_Prompt A_: Arrange the rows that start with the line containing "x-tick-label: 40: [631, 469, 651, 488]" and end with the line containing "x-axis-label: X-coordinate: [389, 515, 516, 539]" as a numbered list, including both of those lines and skipping any blank lines.

_Text extract_:
Omni-Lite Industries Canada Inc. (the "Company" or “Omni-Lite”;
TSXV: OML; OTCQX: OLNCF) today reported results for the fiscal
second quarter ending June 30, 2022. Full financial results are
available at sedar.com.
- Second Quarter Fiscal 2022 Revenue of US$2.5 million, compared
to US$1.2 million in the Second Quarter Fiscal Year 2021: Organic
Growth Rate of approximately 45%.
- Year-to-Date Fiscal 2022 Revenue of $4.8 million, compared to
$2.5 million in the Year Ago Period; Organic Growth Rate of
approximately 26%
- Second Quarter Fiscal 2022 Bookings of US$3.4 million,
representing a 1.36 Book-to-Bill Ratio
- Positive Adjusted Free Cash Flow (1) for the Fiscal Second
Quarter 2022
- Backlog at US$3.7 million, an Increase of 38% from December 31,
2021
- Cash Balance of US$2.4 million and Debt-Free Balance Sheet
- Fiscal 2022 Q3 and Q4 Revenue Expected to Show Continued
Positive Momentum
Second Quarter Fiscal 2022 Results
Revenue for the second quarter of fiscal 2022
was approximately US$2.5 million, an improvement of 3% on a
quarterly sequential basis and an increase of approximately 105% as
compared to the second quarter of fiscal 2021. The increase in
revenue was due both to organic growth and the acquisition of
Designed Precision Castings Inc. (“DP Cast”) in December 2021.

_Record list_:
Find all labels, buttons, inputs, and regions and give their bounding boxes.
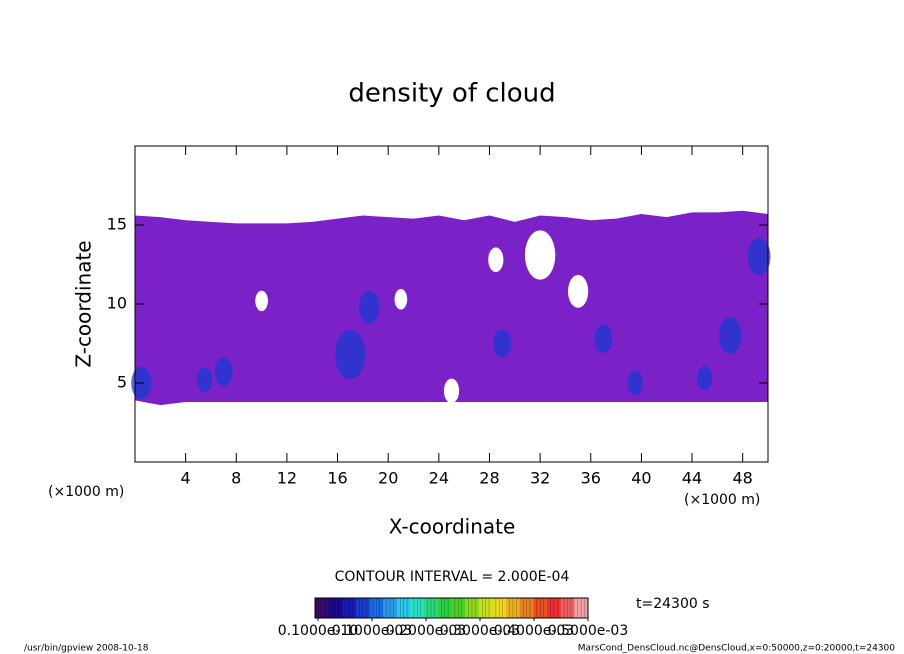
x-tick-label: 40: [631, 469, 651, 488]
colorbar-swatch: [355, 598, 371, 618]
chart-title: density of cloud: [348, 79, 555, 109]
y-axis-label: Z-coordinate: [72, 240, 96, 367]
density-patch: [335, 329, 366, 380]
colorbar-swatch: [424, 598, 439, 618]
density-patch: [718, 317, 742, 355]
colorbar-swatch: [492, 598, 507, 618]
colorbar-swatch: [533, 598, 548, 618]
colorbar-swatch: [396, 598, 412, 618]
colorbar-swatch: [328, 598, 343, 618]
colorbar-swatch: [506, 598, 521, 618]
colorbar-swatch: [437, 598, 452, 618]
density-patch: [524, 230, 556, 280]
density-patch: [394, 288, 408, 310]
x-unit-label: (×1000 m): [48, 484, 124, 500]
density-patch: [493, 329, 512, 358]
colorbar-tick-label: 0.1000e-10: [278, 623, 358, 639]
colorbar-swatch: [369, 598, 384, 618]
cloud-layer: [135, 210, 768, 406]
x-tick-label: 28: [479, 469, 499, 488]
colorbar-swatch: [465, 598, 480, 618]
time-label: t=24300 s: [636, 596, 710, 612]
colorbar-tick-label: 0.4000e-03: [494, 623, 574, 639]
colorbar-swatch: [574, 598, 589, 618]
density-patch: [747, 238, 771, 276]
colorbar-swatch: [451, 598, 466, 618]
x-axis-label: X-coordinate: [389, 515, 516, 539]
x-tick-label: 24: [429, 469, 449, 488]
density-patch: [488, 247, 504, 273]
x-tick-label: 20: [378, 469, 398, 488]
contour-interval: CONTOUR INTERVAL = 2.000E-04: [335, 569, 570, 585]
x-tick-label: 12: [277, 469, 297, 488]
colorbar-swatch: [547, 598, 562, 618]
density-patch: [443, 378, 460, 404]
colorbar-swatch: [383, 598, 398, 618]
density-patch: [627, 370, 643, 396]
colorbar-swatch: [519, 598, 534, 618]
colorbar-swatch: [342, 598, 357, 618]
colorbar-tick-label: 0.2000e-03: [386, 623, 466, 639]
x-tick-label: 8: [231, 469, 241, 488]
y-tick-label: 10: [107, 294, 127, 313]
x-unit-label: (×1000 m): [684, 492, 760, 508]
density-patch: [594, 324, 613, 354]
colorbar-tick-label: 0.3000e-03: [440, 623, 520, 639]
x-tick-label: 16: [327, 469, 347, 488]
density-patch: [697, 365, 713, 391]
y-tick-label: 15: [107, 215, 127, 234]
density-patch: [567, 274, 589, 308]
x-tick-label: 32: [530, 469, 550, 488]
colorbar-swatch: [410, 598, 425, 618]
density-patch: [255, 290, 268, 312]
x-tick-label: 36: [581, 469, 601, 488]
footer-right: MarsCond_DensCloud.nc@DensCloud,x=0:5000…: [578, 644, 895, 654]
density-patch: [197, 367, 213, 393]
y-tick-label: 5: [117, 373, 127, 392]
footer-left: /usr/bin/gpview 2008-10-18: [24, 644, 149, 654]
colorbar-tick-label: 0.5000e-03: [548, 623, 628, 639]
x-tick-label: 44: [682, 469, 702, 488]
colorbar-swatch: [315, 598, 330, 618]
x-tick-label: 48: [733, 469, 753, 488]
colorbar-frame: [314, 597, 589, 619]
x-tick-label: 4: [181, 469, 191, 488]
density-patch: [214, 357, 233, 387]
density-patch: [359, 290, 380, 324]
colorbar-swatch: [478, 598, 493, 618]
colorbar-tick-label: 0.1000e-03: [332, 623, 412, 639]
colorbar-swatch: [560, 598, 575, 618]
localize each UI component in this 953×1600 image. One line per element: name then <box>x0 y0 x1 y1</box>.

* * *

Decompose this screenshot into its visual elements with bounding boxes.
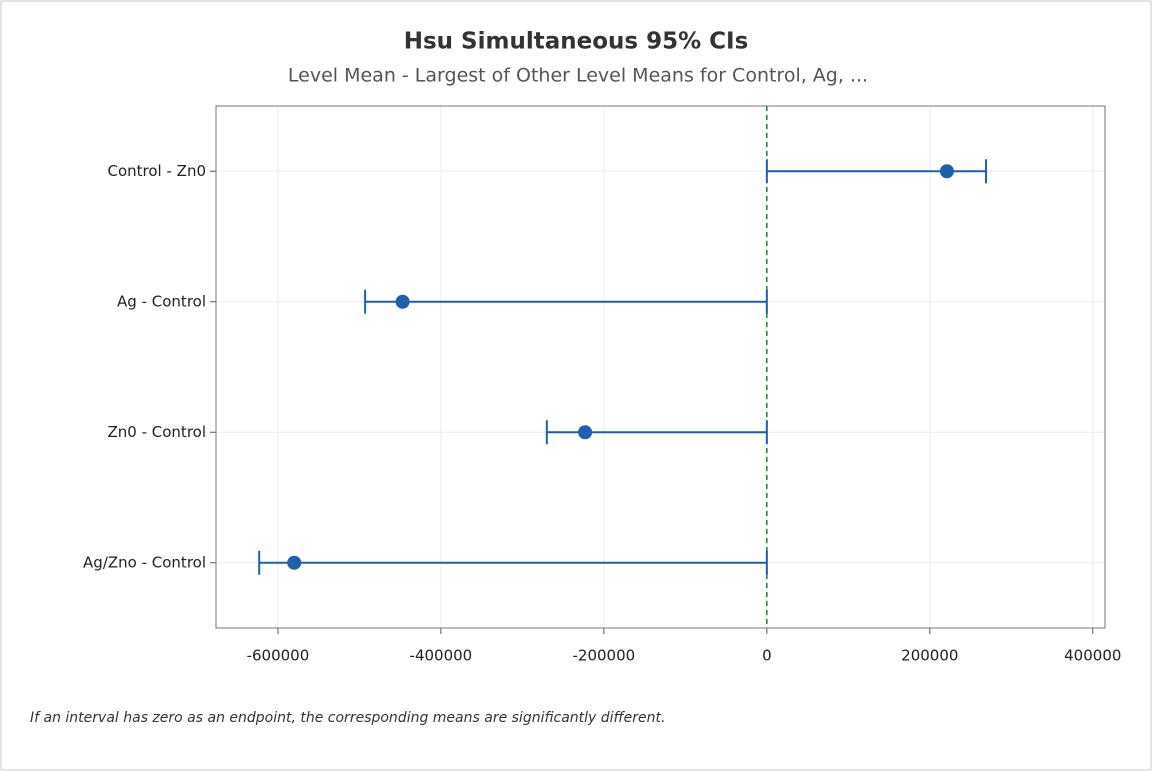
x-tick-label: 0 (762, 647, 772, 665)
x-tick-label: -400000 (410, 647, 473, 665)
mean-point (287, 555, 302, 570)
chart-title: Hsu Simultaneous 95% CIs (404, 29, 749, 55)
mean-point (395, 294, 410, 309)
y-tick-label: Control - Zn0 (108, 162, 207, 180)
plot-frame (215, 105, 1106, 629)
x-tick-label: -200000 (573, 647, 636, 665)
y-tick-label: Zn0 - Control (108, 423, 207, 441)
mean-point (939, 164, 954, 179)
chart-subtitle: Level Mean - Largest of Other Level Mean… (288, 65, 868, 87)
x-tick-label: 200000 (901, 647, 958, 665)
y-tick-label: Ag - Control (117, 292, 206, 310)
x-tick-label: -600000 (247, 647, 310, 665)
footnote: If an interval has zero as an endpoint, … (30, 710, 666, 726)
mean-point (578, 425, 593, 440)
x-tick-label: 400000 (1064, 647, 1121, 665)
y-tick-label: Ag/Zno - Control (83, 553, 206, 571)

_Prompt B_: What book-to-bill ratio does the Omni-Lite quarterly results report give for second quarter fiscal 2022 bookings?

_Correct result A_:
1. x-tick-label: 40: [631, 469, 651, 488]
2. colorbar-swatch: [355, 598, 371, 618]
3. chart-title: density of cloud: [348, 79, 555, 109]
4. y-axis-label: Z-coordinate: [72, 240, 96, 367]
5. density-patch: [335, 329, 366, 380]
6. colorbar-swatch: [424, 598, 439, 618]
7. density-patch: [718, 317, 742, 355]
8. colorbar-swatch: [492, 598, 507, 618]
9. colorbar-swatch: [533, 598, 548, 618]
10. colorbar-swatch: [396, 598, 412, 618]
11. colorbar-swatch: [328, 598, 343, 618]
12. colorbar-swatch: [506, 598, 521, 618]
13. colorbar-swatch: [437, 598, 452, 618]
14. density-patch: [524, 230, 556, 280]
15. density-patch: [394, 288, 408, 310]
16. x-unit-label: (×1000 m): [48, 484, 124, 500]
17. density-patch: [493, 329, 512, 358]
18. colorbar-tick-label: 0.1000e-10: [278, 623, 358, 639]
19. colorbar-swatch: [369, 598, 384, 618]
20. cloud-layer: [135, 210, 768, 406]
21. x-tick-label: 28: [479, 469, 499, 488]
22. colorbar-swatch: [465, 598, 480, 618]
23. time-label: t=24300 s: [636, 596, 710, 612]
24. colorbar-tick-label: 0.4000e-03: [494, 623, 574, 639]
25. colorbar-swatch: [574, 598, 589, 618]
26. density-patch: [747, 238, 771, 276]
27. colorbar-swatch: [451, 598, 466, 618]
28. x-axis-label: X-coordinate: [389, 515, 516, 539]

_Correct result B_: 1.36